§ Do this
Find how many lines in the data below include the word "TradingView", then write only that number.

§ Stored items from a collection
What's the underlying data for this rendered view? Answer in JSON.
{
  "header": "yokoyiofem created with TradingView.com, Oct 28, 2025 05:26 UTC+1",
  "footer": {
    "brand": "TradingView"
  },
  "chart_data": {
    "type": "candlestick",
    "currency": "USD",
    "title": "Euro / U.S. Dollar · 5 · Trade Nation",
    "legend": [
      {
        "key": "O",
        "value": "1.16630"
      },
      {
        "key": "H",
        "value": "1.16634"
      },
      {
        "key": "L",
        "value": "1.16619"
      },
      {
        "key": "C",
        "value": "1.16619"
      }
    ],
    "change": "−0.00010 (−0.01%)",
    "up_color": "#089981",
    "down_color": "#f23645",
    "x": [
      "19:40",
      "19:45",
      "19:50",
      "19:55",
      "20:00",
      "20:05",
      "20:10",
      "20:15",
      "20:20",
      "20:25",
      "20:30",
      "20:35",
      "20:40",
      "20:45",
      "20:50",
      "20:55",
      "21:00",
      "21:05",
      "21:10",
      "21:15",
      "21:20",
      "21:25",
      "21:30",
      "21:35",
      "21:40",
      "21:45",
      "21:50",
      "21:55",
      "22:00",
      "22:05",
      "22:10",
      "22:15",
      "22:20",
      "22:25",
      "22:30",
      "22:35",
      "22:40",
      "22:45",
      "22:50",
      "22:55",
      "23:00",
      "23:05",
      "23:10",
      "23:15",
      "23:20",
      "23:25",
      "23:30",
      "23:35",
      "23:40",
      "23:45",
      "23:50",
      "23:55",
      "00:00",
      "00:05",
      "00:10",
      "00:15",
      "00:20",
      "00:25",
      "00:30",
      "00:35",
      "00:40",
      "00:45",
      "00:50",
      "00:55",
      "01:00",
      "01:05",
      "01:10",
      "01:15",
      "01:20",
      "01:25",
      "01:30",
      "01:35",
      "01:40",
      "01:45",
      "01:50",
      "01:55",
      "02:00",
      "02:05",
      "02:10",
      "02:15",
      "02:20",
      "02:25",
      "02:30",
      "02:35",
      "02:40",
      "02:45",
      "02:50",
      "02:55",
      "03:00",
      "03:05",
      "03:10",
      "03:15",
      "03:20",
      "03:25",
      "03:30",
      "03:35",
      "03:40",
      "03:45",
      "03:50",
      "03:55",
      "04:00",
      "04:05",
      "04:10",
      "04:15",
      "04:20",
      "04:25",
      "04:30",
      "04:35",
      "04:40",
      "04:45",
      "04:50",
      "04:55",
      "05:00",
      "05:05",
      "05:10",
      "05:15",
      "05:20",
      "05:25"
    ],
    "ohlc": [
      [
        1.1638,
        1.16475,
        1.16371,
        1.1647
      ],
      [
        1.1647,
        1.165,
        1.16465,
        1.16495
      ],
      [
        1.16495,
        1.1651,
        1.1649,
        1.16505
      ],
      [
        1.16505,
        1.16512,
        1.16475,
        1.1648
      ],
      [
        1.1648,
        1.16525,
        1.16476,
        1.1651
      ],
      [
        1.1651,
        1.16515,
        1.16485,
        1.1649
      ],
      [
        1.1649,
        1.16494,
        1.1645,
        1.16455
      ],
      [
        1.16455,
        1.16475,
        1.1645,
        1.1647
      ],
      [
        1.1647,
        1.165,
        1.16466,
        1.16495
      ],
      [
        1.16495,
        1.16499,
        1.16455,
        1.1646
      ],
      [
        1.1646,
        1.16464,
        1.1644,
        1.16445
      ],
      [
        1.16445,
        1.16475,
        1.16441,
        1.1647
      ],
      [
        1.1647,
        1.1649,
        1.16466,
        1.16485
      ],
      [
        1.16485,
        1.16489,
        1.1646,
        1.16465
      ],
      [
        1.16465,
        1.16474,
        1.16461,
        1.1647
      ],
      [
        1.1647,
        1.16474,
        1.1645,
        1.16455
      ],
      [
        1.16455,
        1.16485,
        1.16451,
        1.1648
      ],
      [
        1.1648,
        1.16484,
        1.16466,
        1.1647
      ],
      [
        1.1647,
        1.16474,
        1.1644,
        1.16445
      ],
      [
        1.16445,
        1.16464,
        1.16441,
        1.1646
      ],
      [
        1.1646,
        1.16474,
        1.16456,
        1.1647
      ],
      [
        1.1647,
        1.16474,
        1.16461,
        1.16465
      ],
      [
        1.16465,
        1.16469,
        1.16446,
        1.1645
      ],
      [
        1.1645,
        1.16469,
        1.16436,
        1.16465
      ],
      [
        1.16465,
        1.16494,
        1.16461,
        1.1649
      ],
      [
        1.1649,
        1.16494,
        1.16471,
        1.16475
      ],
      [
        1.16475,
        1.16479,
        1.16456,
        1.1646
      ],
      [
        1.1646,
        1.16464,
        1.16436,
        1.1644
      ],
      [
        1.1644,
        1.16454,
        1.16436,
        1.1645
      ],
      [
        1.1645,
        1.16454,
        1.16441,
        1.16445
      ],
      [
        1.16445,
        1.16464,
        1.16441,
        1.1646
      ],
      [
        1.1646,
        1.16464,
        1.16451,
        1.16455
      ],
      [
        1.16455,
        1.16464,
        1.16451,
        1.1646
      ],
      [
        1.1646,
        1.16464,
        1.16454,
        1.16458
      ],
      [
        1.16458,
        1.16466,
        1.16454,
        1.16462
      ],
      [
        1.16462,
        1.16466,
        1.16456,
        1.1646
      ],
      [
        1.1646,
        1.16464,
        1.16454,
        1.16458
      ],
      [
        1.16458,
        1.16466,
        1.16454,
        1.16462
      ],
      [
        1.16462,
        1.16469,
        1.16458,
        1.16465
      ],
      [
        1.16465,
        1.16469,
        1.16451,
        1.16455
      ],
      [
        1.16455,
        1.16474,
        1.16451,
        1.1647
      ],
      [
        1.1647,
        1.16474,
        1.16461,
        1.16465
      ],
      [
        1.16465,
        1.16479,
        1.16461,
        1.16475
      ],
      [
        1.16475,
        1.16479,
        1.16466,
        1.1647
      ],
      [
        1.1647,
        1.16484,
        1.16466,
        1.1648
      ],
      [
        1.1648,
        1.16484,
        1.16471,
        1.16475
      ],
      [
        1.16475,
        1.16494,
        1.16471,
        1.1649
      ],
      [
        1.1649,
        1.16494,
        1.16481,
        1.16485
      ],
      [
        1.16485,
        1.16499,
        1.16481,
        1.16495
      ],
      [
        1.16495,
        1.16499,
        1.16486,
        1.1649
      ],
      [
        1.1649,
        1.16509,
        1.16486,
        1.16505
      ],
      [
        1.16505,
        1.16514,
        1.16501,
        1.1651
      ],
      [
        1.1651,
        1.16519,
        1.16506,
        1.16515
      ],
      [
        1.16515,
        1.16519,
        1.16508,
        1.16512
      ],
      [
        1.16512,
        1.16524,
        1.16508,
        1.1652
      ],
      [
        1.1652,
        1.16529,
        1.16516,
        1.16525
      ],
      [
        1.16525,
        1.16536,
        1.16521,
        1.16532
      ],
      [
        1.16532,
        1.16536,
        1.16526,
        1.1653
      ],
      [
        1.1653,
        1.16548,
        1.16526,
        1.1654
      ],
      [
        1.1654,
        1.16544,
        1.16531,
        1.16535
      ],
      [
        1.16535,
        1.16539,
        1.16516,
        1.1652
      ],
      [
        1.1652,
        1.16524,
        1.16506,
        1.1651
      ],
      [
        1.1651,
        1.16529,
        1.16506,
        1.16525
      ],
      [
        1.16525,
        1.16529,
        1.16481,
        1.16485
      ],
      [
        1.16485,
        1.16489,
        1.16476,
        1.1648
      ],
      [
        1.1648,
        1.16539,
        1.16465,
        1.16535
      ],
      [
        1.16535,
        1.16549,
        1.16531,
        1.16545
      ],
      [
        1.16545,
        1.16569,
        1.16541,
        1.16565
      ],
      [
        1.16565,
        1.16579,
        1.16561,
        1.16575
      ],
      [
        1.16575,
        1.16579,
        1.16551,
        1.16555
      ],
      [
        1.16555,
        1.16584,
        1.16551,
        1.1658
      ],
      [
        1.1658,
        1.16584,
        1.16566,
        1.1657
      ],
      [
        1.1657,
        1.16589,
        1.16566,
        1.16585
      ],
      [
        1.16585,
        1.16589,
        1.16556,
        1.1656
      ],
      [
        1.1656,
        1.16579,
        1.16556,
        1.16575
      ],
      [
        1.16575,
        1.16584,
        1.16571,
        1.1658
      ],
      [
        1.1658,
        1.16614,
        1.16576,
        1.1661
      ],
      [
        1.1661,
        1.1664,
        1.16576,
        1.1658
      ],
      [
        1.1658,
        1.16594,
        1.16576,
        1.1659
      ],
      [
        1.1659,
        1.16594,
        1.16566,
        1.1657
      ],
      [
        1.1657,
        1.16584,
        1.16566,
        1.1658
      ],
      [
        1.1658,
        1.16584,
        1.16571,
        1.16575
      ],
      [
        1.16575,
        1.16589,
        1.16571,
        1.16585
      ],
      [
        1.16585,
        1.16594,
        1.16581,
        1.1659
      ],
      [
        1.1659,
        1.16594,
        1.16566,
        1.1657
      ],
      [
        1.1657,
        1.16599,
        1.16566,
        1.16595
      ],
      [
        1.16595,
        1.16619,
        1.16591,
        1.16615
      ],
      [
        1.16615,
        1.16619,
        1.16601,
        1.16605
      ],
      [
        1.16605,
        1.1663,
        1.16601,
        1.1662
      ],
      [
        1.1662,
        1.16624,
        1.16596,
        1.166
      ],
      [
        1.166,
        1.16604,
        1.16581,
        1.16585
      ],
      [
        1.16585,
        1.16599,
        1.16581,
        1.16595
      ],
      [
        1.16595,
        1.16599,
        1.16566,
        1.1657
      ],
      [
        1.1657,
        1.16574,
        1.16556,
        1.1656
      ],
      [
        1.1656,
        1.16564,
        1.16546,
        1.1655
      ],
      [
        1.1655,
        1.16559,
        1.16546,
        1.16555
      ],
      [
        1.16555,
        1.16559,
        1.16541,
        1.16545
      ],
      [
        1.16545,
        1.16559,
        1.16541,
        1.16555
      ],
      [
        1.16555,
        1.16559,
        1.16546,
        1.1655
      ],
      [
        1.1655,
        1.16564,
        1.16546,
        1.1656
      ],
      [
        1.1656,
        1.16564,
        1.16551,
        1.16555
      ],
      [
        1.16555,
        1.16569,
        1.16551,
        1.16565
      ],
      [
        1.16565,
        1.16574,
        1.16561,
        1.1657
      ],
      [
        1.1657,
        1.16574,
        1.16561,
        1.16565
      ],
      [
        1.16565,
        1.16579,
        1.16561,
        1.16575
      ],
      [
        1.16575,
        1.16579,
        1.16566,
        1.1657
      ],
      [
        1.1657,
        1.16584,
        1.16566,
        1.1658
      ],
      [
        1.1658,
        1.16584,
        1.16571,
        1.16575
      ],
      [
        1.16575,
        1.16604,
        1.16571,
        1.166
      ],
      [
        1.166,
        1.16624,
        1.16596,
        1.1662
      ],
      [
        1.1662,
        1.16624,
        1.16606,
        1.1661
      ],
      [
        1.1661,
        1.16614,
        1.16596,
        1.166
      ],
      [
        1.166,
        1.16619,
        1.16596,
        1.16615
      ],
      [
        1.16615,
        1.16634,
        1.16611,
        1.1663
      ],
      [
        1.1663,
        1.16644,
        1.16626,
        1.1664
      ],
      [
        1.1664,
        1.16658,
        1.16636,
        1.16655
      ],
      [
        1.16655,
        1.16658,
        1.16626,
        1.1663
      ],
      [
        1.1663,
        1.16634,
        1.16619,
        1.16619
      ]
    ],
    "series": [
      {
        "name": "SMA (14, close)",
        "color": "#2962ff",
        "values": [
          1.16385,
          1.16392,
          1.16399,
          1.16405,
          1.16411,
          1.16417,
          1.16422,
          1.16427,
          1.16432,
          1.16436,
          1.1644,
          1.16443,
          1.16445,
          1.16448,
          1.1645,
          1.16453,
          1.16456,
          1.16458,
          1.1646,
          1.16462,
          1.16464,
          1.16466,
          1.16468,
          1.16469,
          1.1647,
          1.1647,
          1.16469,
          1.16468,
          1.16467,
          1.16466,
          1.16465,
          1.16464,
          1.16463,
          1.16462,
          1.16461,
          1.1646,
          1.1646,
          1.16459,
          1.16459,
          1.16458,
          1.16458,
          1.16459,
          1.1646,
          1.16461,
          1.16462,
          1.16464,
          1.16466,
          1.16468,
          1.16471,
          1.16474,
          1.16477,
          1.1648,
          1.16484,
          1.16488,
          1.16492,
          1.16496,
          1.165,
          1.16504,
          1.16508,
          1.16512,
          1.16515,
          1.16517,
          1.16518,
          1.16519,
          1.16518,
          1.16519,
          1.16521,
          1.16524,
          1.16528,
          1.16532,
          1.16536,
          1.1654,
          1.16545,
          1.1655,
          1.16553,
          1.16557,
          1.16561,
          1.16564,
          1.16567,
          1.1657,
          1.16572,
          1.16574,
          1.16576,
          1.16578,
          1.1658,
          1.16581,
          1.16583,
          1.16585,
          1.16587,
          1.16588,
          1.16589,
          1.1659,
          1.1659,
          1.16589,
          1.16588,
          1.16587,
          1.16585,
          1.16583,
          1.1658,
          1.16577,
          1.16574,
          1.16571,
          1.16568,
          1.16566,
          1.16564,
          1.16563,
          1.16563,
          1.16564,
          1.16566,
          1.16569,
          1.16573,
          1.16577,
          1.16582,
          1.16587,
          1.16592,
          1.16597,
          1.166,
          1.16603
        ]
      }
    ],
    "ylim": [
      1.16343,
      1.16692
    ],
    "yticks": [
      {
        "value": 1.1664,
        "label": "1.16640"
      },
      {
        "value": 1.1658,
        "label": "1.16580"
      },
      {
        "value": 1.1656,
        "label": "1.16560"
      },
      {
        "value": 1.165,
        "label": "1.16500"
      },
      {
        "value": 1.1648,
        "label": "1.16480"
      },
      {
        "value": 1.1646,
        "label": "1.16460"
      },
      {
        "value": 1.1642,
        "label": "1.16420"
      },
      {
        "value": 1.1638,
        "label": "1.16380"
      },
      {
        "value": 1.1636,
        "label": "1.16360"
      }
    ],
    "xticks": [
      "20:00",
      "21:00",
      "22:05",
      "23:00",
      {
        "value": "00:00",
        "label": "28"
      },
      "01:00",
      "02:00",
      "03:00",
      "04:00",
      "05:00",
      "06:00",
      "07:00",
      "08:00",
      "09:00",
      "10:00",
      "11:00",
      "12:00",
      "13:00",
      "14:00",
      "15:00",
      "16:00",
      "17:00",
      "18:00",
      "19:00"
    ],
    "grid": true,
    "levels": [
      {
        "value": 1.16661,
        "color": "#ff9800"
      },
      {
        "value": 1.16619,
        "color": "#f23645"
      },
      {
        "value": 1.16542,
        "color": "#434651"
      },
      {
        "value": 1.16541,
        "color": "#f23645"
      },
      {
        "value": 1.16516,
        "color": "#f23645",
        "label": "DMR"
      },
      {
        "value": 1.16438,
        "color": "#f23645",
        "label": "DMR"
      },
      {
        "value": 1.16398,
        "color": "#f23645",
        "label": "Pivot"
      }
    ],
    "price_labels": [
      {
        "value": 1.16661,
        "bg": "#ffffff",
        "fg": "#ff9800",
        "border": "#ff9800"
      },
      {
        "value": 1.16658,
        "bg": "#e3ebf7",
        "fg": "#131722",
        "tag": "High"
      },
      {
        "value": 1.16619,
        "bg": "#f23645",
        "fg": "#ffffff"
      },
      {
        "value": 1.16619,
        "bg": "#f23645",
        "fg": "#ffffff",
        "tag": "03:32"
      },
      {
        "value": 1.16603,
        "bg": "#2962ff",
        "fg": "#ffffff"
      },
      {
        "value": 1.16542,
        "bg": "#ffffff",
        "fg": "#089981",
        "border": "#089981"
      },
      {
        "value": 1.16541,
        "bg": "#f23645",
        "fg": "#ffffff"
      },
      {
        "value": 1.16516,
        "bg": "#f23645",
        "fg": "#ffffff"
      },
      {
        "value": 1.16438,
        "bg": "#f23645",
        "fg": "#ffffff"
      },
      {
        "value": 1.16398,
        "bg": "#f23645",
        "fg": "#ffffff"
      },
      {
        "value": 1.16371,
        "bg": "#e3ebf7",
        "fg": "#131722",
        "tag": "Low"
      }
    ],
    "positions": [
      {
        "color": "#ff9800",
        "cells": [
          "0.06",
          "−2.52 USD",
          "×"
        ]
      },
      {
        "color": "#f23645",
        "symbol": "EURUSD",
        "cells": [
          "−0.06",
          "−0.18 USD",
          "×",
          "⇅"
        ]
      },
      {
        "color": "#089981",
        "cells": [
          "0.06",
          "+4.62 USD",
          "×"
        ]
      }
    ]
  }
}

§ Expected output
2